Description of the task ->
Set down, word for word, the stretch of lines from the one containing "Output a JSON" to the end of the records below.

═════ Provided entries ═════

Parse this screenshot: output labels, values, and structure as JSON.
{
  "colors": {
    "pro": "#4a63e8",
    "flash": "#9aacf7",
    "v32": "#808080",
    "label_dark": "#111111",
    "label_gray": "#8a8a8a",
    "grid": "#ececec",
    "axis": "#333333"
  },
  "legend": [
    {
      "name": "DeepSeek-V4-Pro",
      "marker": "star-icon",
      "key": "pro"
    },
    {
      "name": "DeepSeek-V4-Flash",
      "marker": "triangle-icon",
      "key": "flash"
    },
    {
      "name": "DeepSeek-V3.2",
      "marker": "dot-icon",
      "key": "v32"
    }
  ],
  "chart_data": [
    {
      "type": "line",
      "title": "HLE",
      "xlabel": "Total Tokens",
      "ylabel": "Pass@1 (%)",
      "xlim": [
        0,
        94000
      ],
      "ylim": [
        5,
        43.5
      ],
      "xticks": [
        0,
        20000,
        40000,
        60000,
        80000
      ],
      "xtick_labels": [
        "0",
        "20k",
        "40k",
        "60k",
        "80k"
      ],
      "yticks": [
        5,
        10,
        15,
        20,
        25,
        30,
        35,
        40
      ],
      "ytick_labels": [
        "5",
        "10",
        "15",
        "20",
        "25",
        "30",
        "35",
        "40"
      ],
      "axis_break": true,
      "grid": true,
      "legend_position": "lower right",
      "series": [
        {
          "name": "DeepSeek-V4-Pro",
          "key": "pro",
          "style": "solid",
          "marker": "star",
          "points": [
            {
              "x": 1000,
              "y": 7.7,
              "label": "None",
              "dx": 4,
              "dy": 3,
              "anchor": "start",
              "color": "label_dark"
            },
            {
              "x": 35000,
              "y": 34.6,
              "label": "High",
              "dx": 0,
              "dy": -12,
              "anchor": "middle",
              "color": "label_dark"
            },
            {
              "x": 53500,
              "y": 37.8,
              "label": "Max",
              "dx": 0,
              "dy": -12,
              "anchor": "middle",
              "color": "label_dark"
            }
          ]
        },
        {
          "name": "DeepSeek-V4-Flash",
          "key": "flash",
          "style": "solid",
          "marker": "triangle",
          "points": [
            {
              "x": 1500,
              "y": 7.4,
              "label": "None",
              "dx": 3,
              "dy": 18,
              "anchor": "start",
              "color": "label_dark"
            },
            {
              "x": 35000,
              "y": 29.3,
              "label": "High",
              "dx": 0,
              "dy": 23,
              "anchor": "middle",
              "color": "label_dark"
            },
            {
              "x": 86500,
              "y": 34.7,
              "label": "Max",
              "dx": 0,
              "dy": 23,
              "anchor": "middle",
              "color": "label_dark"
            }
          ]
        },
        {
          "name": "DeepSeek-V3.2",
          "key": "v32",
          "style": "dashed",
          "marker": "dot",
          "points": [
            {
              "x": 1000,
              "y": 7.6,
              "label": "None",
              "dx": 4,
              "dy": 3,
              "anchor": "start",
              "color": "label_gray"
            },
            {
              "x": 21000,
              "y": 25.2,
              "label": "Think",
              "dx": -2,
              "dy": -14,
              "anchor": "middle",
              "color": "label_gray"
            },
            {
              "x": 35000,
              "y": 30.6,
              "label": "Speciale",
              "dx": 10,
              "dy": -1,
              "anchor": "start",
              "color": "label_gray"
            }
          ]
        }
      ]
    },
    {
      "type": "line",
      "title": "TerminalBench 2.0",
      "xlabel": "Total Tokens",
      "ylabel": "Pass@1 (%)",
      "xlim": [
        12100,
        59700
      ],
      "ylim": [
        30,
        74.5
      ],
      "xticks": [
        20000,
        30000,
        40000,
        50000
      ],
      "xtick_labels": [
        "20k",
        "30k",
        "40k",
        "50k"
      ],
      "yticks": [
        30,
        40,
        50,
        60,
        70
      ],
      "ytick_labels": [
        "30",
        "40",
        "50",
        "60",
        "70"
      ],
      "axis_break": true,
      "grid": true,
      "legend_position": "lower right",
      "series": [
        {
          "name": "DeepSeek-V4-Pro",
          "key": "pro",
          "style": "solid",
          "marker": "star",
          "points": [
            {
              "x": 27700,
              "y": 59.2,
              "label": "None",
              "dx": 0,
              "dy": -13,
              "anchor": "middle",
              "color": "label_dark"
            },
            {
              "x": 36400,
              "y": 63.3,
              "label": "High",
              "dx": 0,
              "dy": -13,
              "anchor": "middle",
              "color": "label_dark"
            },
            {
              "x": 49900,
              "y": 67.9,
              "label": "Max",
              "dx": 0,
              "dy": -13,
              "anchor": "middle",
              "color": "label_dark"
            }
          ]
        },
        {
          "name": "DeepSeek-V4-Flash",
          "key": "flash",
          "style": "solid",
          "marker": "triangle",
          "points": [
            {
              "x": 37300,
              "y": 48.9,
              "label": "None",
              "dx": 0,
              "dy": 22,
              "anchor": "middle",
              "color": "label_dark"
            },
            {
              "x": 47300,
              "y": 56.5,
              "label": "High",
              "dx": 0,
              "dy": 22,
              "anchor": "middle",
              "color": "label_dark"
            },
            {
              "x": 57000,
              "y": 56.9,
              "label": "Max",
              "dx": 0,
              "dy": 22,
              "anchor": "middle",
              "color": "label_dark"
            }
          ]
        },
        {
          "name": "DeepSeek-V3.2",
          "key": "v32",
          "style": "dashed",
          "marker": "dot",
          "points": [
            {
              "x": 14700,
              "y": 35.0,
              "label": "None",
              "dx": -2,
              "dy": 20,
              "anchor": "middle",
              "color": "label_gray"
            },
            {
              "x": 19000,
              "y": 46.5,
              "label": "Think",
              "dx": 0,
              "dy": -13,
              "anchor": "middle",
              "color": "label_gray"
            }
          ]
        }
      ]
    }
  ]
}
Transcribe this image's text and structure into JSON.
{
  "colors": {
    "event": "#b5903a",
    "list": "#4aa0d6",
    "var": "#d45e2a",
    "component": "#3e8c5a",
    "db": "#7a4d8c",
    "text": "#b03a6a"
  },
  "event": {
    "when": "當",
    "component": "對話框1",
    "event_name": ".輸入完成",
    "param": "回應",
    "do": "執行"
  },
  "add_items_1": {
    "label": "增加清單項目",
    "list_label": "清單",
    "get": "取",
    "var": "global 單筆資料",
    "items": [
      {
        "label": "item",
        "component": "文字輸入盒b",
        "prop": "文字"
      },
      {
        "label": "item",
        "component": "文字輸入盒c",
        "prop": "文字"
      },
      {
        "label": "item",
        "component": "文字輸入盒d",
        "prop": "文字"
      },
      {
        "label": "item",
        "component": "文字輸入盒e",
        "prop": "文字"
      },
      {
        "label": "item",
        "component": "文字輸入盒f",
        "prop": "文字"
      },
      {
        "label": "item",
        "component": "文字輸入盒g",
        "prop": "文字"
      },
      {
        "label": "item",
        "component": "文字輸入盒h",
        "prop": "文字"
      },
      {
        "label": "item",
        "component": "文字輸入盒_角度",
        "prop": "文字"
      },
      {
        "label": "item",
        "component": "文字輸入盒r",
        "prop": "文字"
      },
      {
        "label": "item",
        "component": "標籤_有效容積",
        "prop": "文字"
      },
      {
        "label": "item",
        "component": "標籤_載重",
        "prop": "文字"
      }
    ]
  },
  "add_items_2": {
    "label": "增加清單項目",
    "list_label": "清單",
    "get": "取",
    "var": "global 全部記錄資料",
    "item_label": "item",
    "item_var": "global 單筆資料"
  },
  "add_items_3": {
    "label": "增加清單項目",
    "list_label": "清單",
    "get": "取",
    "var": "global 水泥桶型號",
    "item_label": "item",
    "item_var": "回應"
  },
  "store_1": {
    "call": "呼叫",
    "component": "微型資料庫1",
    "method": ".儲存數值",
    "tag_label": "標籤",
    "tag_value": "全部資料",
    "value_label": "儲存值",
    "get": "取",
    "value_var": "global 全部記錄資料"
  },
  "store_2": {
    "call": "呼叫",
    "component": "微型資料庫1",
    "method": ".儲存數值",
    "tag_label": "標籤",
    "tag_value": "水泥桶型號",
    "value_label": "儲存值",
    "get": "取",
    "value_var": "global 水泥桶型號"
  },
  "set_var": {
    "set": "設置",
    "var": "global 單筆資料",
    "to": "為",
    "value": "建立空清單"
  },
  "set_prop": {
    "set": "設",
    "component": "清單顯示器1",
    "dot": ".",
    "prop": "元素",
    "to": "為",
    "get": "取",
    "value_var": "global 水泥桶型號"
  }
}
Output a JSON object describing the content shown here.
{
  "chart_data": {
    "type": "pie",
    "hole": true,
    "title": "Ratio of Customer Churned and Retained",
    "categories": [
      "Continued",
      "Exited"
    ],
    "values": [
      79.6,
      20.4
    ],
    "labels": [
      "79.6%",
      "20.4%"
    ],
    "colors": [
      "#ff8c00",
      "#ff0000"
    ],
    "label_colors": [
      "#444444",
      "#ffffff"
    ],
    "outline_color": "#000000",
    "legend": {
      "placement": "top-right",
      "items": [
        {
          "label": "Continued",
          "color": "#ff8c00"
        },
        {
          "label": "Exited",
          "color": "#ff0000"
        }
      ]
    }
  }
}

═════

The completed task ->
Output a JSON object describing the content shown here.
{
  "chart_data": {
    "type": "pie",
    "hole": true,
    "title": "Ratio of Customer Churned and Retained",
    "categories": [
      "Continued",
      "Exited"
    ],
    "values": [
      79.6,
      20.4
    ],
    "labels": [
      "79.6%",
      "20.4%"
    ],
    "colors": [
      "#ff8c00",
      "#ff0000"
    ],
    "label_colors": [
      "#444444",
      "#ffffff"
    ],
    "outline_color": "#000000",
    "legend": {
      "placement": "top-right",
      "items": [
        {
          "label": "Continued",
          "color": "#ff8c00"
        },
        {
          "label": "Exited",
          "color": "#ff0000"
        }
      ]
    }
  }
}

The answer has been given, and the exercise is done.